Repeat every entry in the listing below, exactly.

──────────

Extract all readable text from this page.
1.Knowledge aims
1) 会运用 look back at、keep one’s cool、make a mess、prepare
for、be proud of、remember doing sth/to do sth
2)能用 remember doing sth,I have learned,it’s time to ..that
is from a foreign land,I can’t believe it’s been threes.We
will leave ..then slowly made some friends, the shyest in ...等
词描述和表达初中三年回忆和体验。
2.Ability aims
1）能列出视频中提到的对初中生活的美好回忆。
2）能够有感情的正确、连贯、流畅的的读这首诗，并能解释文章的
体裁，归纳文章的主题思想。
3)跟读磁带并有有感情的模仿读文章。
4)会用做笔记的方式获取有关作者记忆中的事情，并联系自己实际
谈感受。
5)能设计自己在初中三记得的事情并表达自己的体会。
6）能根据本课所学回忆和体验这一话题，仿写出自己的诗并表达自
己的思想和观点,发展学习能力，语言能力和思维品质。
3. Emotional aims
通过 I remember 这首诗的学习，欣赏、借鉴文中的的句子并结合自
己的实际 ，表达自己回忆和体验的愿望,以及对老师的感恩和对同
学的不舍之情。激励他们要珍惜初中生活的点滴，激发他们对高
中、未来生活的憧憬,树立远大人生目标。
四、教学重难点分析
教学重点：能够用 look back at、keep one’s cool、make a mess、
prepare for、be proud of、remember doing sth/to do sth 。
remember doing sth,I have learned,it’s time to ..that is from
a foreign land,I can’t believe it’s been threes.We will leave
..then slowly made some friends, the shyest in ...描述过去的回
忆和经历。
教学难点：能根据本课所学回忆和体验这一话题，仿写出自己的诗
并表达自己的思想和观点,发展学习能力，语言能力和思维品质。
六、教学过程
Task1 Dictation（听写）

──────────

◆ **Exercise response**:
Extract all readable text from this page.
1.Knowledge aims
1) 会运用 look back at、keep one’s cool、make a mess、prepare
for、be proud of、remember doing sth/to do sth
2)能用 remember doing sth,I have learned,it’s time to ..that
is from a foreign land,I can’t believe it’s been threes.We
will leave ..then slowly made some friends, the shyest in ...等
词描述和表达初中三年回忆和体验。
2.Ability aims
1）能列出视频中提到的对初中生活的美好回忆。
2）能够有感情的正确、连贯、流畅的的读这首诗，并能解释文章的
体裁，归纳文章的主题思想。
3)跟读磁带并有有感情的模仿读文章。
4)会用做笔记的方式获取有关作者记忆中的事情，并联系自己实际
谈感受。
5)能设计自己在初中三记得的事情并表达自己的体会。
6）能根据本课所学回忆和体验这一话题，仿写出自己的诗并表达自
己的思想和观点,发展学习能力，语言能力和思维品质。
3. Emotional aims
通过 I remember 这首诗的学习，欣赏、借鉴文中的的句子并结合自
己的实际 ，表达自己回忆和体验的愿望,以及对老师的感恩和对同
学的不舍之情。激励他们要珍惜初中生活的点滴，激发他们对高
中、未来生活的憧憬,树立远大人生目标。
四、教学重难点分析
教学重点：能够用 look back at、keep one’s cool、make a mess、
prepare for、be proud of、remember doing sth/to do sth 。
remember doing sth,I have learned,it’s time to ..that is from
a foreign land,I can’t believe it’s been threes.We will leave
..then slowly made some friends, the shyest in ...描述过去的回
忆和经历。
教学难点：能根据本课所学回忆和体验这一话题，仿写出自己的诗
并表达自己的思想和观点,发展学习能力，语言能力和思维品质。
六、教学过程
Task1 Dictation（听写）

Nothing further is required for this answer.